Scan the records for the word "lines". Copy each line that includes it.

***** EXTRACTED MATERIAL

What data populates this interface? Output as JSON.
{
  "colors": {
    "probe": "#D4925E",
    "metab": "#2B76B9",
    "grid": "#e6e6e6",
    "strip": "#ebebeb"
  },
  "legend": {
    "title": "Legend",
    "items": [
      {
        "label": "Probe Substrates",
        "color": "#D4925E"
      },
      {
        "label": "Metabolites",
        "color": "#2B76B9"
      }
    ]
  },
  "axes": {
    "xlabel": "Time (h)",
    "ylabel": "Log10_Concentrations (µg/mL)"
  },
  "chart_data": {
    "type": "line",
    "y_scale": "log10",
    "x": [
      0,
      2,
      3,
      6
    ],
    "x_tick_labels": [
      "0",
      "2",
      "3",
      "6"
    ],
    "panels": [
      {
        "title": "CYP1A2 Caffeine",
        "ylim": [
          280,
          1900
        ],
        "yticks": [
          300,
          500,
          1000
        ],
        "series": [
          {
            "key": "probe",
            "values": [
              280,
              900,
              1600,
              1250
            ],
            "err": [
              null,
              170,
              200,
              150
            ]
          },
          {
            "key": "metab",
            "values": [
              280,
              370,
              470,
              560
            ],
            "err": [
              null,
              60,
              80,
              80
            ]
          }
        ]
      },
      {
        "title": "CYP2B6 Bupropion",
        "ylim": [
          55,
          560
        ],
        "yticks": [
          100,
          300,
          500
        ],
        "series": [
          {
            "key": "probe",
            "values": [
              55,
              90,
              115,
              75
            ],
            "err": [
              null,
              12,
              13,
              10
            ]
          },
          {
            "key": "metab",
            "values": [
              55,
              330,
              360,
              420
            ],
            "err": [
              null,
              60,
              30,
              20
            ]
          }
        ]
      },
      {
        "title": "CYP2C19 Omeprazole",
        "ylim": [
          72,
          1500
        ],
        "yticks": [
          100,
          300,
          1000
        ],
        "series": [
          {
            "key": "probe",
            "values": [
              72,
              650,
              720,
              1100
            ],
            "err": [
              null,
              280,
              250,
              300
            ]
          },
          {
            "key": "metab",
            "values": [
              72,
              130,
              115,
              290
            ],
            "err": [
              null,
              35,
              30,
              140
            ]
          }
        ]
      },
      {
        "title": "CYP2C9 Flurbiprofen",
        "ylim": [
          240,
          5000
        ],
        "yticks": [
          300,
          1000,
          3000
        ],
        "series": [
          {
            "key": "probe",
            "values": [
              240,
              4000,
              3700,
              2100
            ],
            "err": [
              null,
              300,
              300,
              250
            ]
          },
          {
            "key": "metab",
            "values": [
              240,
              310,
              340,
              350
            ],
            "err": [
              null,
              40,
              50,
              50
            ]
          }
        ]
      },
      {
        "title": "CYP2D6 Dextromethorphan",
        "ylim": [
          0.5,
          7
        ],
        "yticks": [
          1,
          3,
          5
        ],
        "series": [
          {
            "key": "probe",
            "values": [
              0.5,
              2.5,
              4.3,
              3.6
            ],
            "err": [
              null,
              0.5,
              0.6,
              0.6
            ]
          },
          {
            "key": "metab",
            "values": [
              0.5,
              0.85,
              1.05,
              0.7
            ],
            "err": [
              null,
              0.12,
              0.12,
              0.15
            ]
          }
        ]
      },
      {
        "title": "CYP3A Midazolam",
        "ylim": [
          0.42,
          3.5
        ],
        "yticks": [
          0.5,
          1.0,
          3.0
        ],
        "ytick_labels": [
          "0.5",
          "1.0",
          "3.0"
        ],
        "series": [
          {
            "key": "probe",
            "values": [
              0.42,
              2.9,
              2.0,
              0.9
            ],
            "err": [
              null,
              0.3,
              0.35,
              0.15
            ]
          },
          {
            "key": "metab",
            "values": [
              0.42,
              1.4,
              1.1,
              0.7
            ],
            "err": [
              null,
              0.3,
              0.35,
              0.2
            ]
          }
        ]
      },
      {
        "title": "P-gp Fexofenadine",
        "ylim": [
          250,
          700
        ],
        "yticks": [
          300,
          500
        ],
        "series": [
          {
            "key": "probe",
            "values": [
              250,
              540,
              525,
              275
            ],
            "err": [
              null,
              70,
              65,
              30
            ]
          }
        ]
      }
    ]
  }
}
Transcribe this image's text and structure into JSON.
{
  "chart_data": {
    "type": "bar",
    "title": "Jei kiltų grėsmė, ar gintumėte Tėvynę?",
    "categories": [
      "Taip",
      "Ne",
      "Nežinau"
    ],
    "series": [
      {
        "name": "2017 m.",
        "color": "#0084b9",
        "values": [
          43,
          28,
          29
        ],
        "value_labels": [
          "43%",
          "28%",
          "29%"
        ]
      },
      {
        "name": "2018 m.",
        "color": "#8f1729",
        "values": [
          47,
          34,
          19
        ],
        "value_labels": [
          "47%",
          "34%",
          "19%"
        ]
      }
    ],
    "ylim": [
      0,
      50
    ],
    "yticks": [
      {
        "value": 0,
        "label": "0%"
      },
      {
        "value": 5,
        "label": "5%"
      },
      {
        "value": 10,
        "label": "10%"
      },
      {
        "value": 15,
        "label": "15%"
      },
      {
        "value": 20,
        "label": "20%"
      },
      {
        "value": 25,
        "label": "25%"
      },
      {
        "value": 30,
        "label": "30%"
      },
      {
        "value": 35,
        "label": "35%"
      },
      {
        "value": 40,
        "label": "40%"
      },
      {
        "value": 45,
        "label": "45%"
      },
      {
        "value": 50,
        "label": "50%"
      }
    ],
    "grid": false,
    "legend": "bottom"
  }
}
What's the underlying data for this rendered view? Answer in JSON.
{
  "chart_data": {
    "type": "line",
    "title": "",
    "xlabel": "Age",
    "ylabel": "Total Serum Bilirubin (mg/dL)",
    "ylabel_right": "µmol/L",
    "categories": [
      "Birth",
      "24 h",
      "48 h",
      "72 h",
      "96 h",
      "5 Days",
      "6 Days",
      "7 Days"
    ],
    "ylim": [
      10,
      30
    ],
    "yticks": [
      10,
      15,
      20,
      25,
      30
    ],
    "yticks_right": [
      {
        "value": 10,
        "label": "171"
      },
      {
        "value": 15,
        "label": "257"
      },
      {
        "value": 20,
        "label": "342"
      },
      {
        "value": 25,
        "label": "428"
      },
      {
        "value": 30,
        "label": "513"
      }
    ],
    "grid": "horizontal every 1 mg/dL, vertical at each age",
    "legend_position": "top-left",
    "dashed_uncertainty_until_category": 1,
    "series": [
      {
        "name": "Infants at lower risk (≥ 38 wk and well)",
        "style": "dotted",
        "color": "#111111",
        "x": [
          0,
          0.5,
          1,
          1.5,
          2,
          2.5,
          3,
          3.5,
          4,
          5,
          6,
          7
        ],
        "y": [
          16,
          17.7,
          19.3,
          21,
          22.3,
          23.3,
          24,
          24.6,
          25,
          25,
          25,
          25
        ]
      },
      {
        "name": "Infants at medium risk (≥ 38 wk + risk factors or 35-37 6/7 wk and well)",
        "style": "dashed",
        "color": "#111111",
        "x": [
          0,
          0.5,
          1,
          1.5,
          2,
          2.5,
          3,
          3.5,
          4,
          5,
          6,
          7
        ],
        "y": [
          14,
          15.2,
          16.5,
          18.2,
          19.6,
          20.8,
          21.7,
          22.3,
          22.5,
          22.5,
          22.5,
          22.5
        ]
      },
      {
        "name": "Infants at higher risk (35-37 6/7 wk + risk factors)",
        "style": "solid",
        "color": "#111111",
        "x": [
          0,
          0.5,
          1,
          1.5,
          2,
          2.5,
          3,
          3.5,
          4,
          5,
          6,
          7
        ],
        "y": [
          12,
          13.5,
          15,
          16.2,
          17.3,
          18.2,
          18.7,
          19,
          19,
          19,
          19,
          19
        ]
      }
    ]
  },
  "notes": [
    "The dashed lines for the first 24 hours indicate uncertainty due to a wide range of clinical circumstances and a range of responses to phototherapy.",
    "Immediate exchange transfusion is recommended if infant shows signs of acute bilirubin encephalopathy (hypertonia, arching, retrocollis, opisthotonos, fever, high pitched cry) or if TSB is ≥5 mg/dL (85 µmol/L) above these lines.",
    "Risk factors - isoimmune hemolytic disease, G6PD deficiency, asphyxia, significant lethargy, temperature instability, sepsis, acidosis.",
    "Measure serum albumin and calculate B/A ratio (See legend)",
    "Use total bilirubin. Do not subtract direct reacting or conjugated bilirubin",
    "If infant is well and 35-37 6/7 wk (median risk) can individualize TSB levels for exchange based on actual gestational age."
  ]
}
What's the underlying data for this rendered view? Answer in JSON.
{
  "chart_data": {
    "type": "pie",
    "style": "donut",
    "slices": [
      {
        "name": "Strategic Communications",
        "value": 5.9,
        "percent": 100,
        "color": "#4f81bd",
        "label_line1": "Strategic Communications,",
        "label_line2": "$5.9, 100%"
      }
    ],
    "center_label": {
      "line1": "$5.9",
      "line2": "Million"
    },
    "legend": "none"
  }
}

**********

_FULL RESPONSE_.
    "The dashed lines for the first 24 hours indicate uncertainty due to a wide range of clinical circumstances and a range of responses to phototherapy.",
    "Immediate exchange transfusion is recommended if infant shows signs of acute bilirubin encephalopathy (hypertonia, arching, retrocollis, opisthotonos, fever, high pitched cry) or if TSB is ≥5 mg/dL (85 µmol/L) above these lines.",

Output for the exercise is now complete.